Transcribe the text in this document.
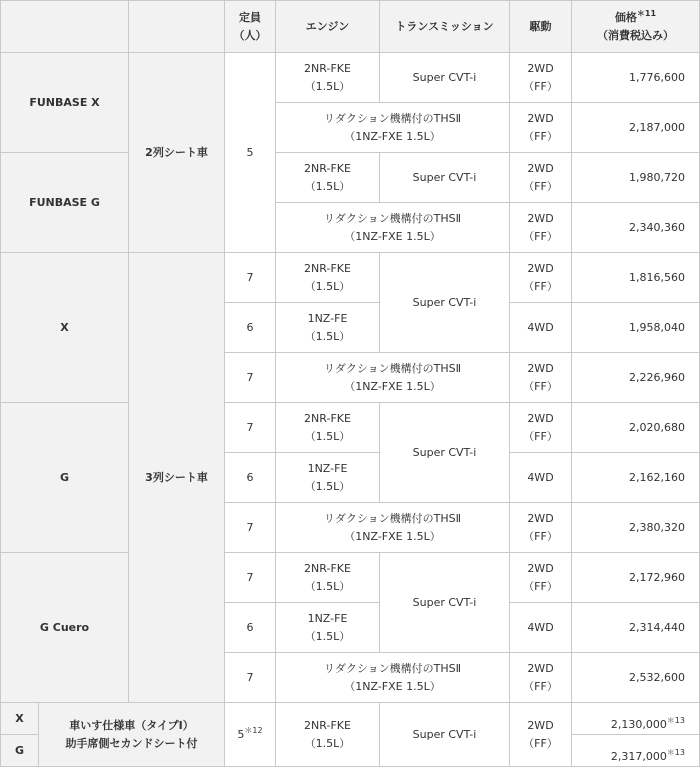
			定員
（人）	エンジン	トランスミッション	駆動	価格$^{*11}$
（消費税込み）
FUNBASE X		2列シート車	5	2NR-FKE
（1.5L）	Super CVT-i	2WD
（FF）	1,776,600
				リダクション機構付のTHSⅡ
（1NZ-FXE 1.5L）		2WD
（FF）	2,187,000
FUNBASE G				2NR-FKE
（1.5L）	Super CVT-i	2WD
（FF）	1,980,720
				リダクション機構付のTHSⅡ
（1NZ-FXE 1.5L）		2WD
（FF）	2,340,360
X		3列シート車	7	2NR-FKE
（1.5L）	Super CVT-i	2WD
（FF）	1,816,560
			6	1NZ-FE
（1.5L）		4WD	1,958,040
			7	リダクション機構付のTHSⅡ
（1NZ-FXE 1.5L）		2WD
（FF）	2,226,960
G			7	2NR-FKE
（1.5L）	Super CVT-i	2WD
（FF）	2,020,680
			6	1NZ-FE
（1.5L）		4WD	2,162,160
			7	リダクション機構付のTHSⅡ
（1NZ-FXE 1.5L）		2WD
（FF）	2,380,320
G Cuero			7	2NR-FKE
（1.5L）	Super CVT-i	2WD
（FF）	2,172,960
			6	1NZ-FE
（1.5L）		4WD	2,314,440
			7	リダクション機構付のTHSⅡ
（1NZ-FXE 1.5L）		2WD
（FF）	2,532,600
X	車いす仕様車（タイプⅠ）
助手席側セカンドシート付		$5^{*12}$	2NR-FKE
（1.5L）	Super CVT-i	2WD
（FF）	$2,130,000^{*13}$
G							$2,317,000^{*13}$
* * *
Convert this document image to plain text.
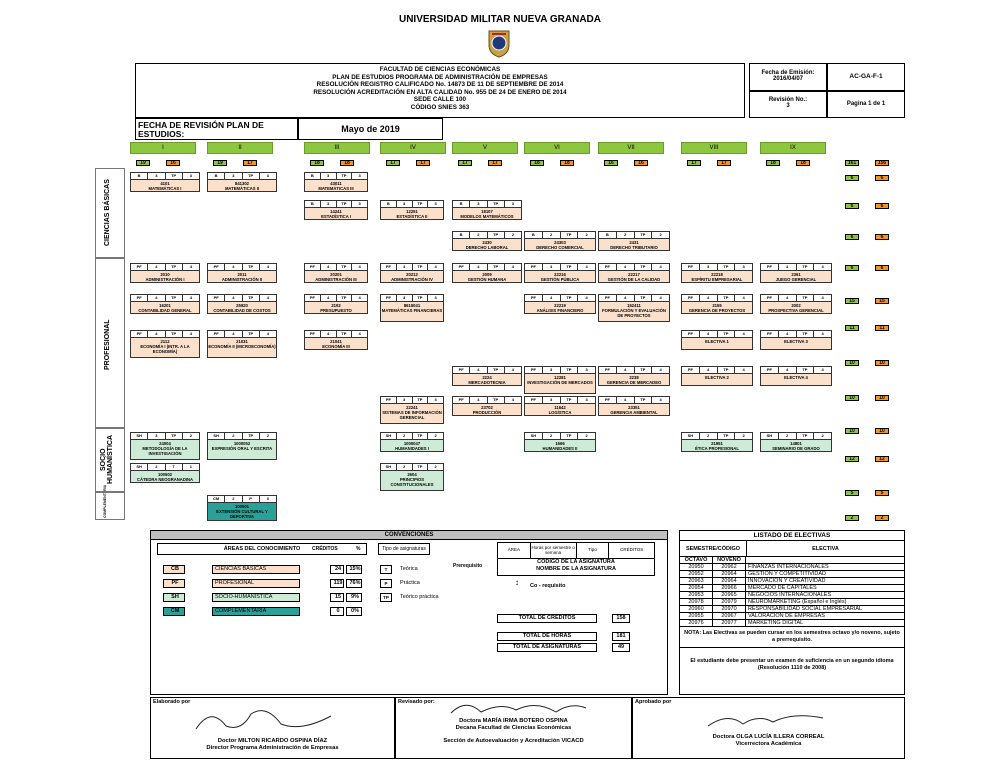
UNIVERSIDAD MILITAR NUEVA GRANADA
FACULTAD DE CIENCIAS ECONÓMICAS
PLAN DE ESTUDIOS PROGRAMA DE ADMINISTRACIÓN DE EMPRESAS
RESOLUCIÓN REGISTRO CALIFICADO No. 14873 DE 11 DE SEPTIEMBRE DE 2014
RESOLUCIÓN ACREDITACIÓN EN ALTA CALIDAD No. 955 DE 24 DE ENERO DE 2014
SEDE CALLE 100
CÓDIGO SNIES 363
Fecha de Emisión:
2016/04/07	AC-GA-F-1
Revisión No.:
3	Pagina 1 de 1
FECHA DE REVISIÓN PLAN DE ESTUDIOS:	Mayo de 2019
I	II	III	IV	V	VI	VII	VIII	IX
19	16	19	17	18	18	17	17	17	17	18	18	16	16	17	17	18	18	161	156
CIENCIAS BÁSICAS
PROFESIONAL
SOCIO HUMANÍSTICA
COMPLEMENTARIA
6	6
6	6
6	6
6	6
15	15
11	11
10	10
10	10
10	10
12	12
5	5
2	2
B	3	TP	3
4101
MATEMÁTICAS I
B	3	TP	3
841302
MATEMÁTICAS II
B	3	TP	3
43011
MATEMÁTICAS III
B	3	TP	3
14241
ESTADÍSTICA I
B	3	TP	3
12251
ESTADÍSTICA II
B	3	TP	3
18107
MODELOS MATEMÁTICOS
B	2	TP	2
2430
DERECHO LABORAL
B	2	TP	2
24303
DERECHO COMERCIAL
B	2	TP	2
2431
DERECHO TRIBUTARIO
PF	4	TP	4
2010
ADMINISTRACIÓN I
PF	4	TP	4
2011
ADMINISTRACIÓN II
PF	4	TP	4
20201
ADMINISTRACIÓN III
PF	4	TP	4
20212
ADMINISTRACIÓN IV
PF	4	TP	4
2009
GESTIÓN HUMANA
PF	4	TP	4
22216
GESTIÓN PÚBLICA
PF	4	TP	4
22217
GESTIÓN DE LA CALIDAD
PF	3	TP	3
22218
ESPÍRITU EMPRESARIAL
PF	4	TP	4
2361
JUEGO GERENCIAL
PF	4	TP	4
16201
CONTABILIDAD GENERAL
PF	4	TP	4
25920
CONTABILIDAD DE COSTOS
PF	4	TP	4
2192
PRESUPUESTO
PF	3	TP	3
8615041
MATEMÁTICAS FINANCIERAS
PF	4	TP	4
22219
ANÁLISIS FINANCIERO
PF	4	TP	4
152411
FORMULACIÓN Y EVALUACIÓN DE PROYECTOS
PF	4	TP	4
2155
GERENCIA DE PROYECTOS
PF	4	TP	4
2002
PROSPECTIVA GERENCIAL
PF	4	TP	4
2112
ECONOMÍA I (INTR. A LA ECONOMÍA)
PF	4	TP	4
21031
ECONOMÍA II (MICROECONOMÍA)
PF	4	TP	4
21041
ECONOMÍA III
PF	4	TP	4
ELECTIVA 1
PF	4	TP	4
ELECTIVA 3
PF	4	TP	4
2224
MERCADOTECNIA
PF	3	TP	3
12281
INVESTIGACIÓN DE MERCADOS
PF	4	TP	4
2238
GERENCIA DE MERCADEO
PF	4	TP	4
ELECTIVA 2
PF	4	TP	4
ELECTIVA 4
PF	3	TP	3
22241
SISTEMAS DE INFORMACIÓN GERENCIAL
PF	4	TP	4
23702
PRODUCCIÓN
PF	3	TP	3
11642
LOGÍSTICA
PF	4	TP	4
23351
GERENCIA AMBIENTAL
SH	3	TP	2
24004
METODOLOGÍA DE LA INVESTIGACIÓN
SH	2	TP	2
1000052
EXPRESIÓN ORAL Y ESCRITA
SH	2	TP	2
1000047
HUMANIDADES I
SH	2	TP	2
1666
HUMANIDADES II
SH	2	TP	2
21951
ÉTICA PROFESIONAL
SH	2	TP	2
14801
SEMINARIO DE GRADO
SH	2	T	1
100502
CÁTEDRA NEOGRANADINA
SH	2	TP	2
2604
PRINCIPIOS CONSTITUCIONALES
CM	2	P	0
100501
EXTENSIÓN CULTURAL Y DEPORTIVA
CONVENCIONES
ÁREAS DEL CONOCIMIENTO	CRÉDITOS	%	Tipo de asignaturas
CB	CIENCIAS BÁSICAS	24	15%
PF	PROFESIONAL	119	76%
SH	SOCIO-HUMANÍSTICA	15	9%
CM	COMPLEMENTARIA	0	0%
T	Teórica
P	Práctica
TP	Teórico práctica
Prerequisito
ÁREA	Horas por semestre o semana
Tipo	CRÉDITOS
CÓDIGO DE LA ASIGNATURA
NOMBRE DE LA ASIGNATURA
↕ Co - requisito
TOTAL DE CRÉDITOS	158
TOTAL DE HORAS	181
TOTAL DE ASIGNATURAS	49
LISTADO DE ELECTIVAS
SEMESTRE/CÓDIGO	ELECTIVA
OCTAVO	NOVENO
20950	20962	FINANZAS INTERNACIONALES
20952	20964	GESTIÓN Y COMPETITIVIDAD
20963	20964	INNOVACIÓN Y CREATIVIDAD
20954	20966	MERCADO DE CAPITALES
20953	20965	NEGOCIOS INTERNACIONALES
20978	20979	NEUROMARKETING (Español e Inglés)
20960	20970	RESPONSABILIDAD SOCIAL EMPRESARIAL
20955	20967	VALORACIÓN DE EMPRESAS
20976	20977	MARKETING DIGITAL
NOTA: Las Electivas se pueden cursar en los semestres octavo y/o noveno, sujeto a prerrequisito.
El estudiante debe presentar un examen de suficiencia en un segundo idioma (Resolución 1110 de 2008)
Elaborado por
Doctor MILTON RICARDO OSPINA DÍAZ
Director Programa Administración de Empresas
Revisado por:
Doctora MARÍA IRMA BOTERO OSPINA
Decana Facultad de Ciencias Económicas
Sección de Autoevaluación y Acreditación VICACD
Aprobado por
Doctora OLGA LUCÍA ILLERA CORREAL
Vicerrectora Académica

Instructions for the task: Determine the count of lines in the data above with the string "EMPRESARIAL" in them, and give that count alone.

Exercise output: 2